Task prompt >>
Provide the count of lines that hold "Street" and no other output.

Records to use >>
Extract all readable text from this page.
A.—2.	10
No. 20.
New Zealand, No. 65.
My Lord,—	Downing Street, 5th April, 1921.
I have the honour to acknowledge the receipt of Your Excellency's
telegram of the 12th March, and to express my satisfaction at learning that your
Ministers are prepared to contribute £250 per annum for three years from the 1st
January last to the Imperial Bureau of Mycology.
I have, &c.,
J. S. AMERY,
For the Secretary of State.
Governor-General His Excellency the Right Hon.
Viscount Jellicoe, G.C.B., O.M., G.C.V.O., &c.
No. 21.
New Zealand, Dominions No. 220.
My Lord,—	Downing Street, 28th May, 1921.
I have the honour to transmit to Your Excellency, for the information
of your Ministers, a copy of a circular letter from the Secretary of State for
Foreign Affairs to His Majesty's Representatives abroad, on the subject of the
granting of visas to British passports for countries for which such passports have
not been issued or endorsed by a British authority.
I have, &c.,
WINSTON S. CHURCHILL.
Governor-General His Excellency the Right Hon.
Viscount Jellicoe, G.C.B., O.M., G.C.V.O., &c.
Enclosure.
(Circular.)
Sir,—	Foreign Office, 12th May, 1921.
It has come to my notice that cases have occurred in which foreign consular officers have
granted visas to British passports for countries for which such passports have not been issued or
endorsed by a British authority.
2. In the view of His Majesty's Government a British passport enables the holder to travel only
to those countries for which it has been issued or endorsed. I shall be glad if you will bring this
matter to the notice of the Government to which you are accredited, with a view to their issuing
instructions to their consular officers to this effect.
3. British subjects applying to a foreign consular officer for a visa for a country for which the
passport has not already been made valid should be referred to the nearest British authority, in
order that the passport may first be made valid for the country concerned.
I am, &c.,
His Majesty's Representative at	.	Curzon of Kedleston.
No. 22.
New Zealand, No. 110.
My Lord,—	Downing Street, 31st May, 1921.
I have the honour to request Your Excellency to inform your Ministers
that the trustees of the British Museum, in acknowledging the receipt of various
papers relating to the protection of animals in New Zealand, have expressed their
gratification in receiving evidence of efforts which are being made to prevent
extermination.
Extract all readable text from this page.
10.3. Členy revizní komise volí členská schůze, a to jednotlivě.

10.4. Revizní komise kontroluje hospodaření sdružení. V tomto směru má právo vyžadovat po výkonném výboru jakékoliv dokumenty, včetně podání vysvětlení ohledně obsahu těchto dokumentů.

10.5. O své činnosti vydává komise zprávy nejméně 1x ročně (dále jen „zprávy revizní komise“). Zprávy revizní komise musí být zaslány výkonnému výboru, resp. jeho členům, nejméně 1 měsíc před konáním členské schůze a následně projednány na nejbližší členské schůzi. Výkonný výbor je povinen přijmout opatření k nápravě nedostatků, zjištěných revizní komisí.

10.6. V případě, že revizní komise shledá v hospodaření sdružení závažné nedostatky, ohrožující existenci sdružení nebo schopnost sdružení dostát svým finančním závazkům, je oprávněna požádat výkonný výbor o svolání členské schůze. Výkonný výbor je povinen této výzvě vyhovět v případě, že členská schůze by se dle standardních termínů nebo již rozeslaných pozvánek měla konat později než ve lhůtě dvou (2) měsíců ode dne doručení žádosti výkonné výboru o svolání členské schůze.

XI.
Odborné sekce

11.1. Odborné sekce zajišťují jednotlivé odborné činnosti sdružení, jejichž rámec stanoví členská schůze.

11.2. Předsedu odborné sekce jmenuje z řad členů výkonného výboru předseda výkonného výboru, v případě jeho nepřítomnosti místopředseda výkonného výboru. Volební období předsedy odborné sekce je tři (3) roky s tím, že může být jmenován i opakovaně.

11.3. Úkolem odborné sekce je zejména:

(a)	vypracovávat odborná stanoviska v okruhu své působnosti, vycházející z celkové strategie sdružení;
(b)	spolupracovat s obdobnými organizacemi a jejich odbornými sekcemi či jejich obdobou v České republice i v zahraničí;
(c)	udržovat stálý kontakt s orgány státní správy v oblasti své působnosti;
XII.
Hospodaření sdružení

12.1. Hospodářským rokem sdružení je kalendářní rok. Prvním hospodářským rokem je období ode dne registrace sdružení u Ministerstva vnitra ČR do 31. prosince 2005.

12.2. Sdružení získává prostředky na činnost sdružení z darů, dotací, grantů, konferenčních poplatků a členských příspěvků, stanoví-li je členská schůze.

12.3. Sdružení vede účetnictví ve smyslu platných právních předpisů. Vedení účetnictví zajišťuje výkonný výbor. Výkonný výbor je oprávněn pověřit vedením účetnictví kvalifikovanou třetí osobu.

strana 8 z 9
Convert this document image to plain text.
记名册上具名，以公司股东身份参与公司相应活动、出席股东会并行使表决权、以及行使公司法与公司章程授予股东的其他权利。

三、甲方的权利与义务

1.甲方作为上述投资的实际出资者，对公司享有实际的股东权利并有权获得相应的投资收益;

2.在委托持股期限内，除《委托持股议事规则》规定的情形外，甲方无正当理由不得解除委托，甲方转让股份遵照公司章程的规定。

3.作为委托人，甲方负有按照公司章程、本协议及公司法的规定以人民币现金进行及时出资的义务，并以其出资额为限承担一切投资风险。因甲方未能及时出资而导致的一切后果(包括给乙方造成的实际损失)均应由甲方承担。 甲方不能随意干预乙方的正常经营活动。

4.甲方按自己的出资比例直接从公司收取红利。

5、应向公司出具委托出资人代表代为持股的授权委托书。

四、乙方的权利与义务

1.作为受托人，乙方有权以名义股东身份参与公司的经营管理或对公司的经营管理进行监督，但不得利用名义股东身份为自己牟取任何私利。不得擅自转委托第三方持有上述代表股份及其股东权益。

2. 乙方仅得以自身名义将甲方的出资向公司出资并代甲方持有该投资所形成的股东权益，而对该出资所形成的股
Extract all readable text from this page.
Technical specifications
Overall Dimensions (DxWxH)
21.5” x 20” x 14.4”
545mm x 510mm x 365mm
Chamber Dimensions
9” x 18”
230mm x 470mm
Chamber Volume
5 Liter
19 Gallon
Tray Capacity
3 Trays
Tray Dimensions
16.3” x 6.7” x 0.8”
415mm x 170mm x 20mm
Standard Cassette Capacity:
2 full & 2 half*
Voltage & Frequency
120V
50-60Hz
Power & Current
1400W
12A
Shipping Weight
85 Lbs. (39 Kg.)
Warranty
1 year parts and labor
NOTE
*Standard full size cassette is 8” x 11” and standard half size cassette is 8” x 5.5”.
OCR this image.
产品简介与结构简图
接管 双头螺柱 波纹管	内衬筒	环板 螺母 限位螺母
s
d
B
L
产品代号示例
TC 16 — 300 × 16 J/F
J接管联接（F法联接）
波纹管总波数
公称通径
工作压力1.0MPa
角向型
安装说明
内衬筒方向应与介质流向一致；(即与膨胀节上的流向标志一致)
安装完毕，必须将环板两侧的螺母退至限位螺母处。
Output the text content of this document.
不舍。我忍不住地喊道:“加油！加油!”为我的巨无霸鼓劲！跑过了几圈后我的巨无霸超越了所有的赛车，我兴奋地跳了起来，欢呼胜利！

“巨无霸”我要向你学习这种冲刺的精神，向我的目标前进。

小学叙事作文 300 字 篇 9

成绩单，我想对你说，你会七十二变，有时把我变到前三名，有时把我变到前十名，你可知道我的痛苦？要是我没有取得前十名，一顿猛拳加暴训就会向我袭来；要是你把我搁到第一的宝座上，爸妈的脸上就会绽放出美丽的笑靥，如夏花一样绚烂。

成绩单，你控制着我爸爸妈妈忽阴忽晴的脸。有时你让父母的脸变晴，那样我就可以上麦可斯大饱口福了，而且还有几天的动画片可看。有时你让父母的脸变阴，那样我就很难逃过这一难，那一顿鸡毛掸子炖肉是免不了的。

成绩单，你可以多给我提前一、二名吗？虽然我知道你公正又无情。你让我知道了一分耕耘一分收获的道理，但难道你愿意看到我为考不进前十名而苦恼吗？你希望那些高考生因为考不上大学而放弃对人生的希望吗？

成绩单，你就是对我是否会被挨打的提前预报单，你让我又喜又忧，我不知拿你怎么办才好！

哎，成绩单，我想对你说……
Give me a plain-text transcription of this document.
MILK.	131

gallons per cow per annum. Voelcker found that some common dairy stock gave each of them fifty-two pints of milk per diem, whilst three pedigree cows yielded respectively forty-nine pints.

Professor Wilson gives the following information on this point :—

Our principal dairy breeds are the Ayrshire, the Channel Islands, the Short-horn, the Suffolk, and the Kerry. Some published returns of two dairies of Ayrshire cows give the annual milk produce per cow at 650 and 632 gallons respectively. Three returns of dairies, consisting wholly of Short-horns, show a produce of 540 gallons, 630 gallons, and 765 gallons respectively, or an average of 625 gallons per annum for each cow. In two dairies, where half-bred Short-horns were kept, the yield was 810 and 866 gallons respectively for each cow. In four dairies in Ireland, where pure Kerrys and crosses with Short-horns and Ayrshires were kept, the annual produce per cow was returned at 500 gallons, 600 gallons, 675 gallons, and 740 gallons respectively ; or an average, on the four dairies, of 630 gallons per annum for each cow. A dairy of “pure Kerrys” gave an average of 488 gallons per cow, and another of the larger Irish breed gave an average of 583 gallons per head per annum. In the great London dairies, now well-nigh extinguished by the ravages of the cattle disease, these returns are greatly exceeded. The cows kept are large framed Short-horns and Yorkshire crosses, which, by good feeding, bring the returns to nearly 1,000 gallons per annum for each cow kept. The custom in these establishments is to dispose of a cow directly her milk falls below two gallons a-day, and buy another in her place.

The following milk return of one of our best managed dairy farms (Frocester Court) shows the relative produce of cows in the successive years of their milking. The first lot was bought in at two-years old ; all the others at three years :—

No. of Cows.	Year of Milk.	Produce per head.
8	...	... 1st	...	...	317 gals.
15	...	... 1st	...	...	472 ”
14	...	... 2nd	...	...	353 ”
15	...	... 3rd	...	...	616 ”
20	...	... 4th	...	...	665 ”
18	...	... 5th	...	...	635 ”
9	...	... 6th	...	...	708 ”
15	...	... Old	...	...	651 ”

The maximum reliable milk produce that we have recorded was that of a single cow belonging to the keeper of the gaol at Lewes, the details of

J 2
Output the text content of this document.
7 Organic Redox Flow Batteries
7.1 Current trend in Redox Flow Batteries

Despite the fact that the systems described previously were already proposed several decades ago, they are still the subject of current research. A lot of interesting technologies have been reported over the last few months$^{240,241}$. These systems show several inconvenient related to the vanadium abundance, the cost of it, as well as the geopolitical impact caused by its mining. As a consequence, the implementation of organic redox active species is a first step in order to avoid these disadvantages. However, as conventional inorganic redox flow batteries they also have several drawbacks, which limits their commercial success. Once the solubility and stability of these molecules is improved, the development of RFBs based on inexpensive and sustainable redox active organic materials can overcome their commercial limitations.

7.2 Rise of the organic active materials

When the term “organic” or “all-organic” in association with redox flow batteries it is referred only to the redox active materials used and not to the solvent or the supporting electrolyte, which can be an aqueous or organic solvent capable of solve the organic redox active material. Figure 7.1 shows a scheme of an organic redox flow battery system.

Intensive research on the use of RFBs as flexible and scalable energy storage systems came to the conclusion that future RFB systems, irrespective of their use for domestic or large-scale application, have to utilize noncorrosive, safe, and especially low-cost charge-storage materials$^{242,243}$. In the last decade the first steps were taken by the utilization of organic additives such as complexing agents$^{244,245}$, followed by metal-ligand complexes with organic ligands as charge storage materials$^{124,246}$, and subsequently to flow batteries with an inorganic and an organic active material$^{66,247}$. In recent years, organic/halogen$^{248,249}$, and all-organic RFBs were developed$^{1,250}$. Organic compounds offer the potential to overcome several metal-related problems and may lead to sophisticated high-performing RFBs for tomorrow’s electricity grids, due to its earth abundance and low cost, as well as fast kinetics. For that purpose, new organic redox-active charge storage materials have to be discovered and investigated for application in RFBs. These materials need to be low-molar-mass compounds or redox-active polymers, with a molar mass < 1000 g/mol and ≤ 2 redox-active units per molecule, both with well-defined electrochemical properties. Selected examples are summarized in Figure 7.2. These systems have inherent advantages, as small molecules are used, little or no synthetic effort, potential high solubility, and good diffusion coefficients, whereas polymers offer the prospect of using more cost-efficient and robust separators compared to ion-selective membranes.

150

Correct response >>
3